=== WORK TO COMPLETE ===
Word for word, transcribe the lines below and drop the pictures.

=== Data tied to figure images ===
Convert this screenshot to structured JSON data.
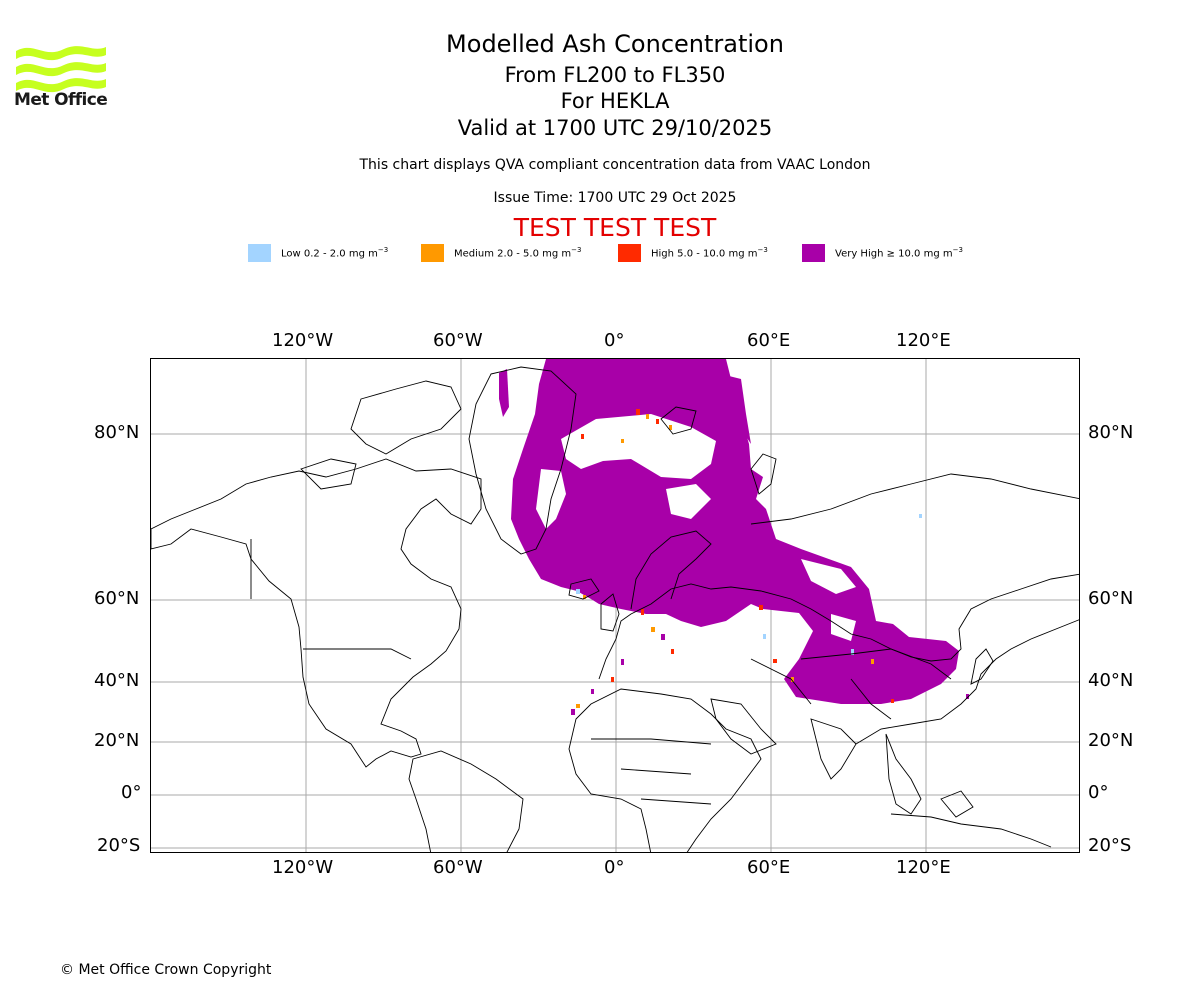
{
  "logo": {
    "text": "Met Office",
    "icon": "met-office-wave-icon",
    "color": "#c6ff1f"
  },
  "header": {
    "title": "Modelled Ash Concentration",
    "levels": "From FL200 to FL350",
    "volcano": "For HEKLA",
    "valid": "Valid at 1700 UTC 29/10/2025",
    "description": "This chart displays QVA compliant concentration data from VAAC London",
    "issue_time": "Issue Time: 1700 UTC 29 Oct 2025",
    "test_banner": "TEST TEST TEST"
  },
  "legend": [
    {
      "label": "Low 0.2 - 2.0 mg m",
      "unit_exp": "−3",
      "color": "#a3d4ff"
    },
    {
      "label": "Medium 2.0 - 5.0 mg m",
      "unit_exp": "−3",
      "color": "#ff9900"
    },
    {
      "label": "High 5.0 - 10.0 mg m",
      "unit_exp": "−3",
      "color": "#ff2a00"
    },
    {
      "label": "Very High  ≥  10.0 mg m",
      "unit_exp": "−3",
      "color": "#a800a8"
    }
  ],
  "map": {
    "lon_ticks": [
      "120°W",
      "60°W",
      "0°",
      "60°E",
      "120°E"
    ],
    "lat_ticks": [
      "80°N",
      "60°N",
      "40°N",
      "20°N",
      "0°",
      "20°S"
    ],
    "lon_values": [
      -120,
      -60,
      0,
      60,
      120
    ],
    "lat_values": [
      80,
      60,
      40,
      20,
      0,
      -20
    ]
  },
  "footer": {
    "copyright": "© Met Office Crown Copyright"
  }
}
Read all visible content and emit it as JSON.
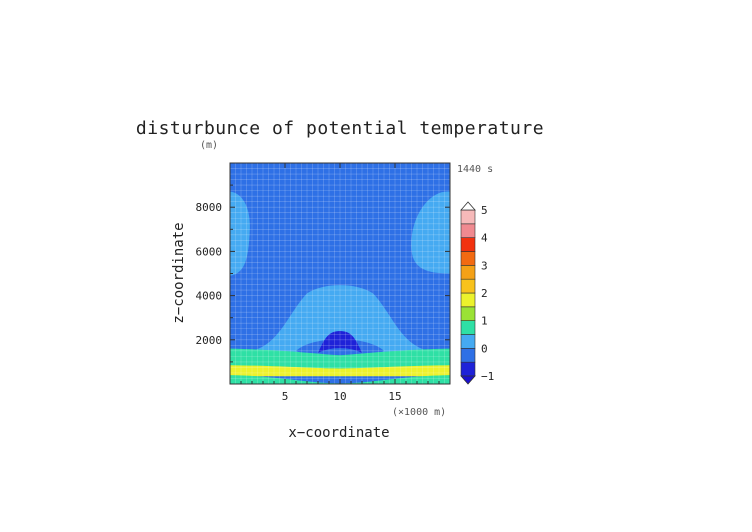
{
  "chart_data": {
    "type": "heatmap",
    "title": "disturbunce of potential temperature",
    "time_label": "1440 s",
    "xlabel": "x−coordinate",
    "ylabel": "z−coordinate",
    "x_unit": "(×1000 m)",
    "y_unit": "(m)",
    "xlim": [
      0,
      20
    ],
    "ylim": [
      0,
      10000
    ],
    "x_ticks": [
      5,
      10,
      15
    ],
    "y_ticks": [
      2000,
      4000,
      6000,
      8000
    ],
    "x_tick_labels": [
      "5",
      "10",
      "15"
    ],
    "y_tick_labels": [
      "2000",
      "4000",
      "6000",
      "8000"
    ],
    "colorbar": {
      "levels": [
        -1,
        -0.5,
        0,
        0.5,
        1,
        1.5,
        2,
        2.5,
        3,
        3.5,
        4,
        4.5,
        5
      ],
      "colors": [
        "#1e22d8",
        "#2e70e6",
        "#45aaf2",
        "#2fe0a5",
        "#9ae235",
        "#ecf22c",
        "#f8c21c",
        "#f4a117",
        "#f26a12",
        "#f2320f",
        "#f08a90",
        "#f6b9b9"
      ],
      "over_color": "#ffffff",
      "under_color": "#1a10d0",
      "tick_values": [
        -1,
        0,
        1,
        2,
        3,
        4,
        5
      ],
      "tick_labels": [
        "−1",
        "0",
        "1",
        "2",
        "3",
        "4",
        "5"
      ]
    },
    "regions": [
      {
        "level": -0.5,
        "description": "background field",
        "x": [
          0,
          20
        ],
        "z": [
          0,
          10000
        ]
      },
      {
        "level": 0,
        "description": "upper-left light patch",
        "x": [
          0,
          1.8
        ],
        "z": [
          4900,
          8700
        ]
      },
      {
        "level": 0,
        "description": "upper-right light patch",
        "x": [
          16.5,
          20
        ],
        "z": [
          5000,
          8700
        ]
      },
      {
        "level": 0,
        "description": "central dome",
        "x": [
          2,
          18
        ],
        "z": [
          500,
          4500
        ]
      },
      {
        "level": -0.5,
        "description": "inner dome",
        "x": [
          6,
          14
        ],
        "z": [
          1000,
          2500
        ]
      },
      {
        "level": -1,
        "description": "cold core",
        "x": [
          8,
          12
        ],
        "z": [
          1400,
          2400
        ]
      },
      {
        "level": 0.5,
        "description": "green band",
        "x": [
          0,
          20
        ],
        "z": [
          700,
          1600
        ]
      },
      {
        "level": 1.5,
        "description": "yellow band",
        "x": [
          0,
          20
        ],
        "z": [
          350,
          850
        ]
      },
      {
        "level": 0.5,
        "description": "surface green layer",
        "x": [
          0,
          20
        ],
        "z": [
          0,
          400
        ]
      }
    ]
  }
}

=== WRITTEN RESPONSE ===
Convert this screenshot to structured JSON data.
{
  "logo": {
    "text": "Met Office",
    "icon": "met-office-wave-icon",
    "color": "#c6ff1f"
  },
  "header": {
    "title": "Modelled Ash Concentration",
    "levels": "From FL200 to FL350",
    "volcano": "For HEKLA",
    "valid": "Valid at 1700 UTC 29/10/2025",
    "description": "This chart displays QVA compliant concentration data from VAAC London",
    "issue_time": "Issue Time: 1700 UTC 29 Oct 2025",
    "test_banner": "TEST TEST TEST"
  },
  "legend": [
    {
      "label": "Low 0.2 - 2.0 mg m",
      "unit_exp": "−3",
      "color": "#a3d4ff"
    },
    {
      "label": "Medium 2.0 - 5.0 mg m",
      "unit_exp": "−3",
      "color": "#ff9900"
    },
    {
      "label": "High 5.0 - 10.0 mg m",
      "unit_exp": "−3",
      "color": "#ff2a00"
    },
    {
      "label": "Very High  ≥  10.0 mg m",
      "unit_exp": "−3",
      "color": "#a800a8"
    }
  ],
  "map": {
    "lon_ticks": [
      "120°W",
      "60°W",
      "0°",
      "60°E",
      "120°E"
    ],
    "lat_ticks": [
      "80°N",
      "60°N",
      "40°N",
      "20°N",
      "0°",
      "20°S"
    ],
    "lon_values": [
      -120,
      -60,
      0,
      60,
      120
    ],
    "lat_values": [
      80,
      60,
      40,
      20,
      0,
      -20
    ]
  },
  "footer": {
    "copyright": "© Met Office Crown Copyright"
  }
}
Read all visible content and emit it as JSON.
{
  "chart_data": {
    "type": "heatmap",
    "title": "disturbunce of potential temperature",
    "time_label": "1440 s",
    "xlabel": "x−coordinate",
    "ylabel": "z−coordinate",
    "x_unit": "(×1000 m)",
    "y_unit": "(m)",
    "xlim": [
      0,
      20
    ],
    "ylim": [
      0,
      10000
    ],
    "x_ticks": [
      5,
      10,
      15
    ],
    "y_ticks": [
      2000,
      4000,
      6000,
      8000
    ],
    "x_tick_labels": [
      "5",
      "10",
      "15"
    ],
    "y_tick_labels": [
      "2000",
      "4000",
      "6000",
      "8000"
    ],
    "colorbar": {
      "levels": [
        -1,
        -0.5,
        0,
        0.5,
        1,
        1.5,
        2,
        2.5,
        3,
        3.5,
        4,
        4.5,
        5
      ],
      "colors": [
        "#1e22d8",
        "#2e70e6",
        "#45aaf2",
        "#2fe0a5",
        "#9ae235",
        "#ecf22c",
        "#f8c21c",
        "#f4a117",
        "#f26a12",
        "#f2320f",
        "#f08a90",
        "#f6b9b9"
      ],
      "over_color": "#ffffff",
      "under_color": "#1a10d0",
      "tick_values": [
        -1,
        0,
        1,
        2,
        3,
        4,
        5
      ],
      "tick_labels": [
        "−1",
        "0",
        "1",
        "2",
        "3",
        "4",
        "5"
      ]
    },
    "regions": [
      {
        "level": -0.5,
        "description": "background field",
        "x": [
          0,
          20
        ],
        "z": [
          0,
          10000
        ]
      },
      {
        "level": 0,
        "description": "upper-left light patch",
        "x": [
          0,
          1.8
        ],
        "z": [
          4900,
          8700
        ]
      },
      {
        "level": 0,
        "description": "upper-right light patch",
        "x": [
          16.5,
          20
        ],
        "z": [
          5000,
          8700
        ]
      },
      {
        "level": 0,
        "description": "central dome",
        "x": [
          2,
          18
        ],
        "z": [
          500,
          4500
        ]
      },
      {
        "level": -0.5,
        "description": "inner dome",
        "x": [
          6,
          14
        ],
        "z": [
          1000,
          2500
        ]
      },
      {
        "level": -1,
        "description": "cold core",
        "x": [
          8,
          12
        ],
        "z": [
          1400,
          2400
        ]
      },
      {
        "level": 0.5,
        "description": "green band",
        "x": [
          0,
          20
        ],
        "z": [
          700,
          1600
        ]
      },
      {
        "level": 1.5,
        "description": "yellow band",
        "x": [
          0,
          20
        ],
        "z": [
          350,
          850
        ]
      },
      {
        "level": 0.5,
        "description": "surface green layer",
        "x": [
          0,
          20
        ],
        "z": [
          0,
          400
        ]
      }
    ]
  }
}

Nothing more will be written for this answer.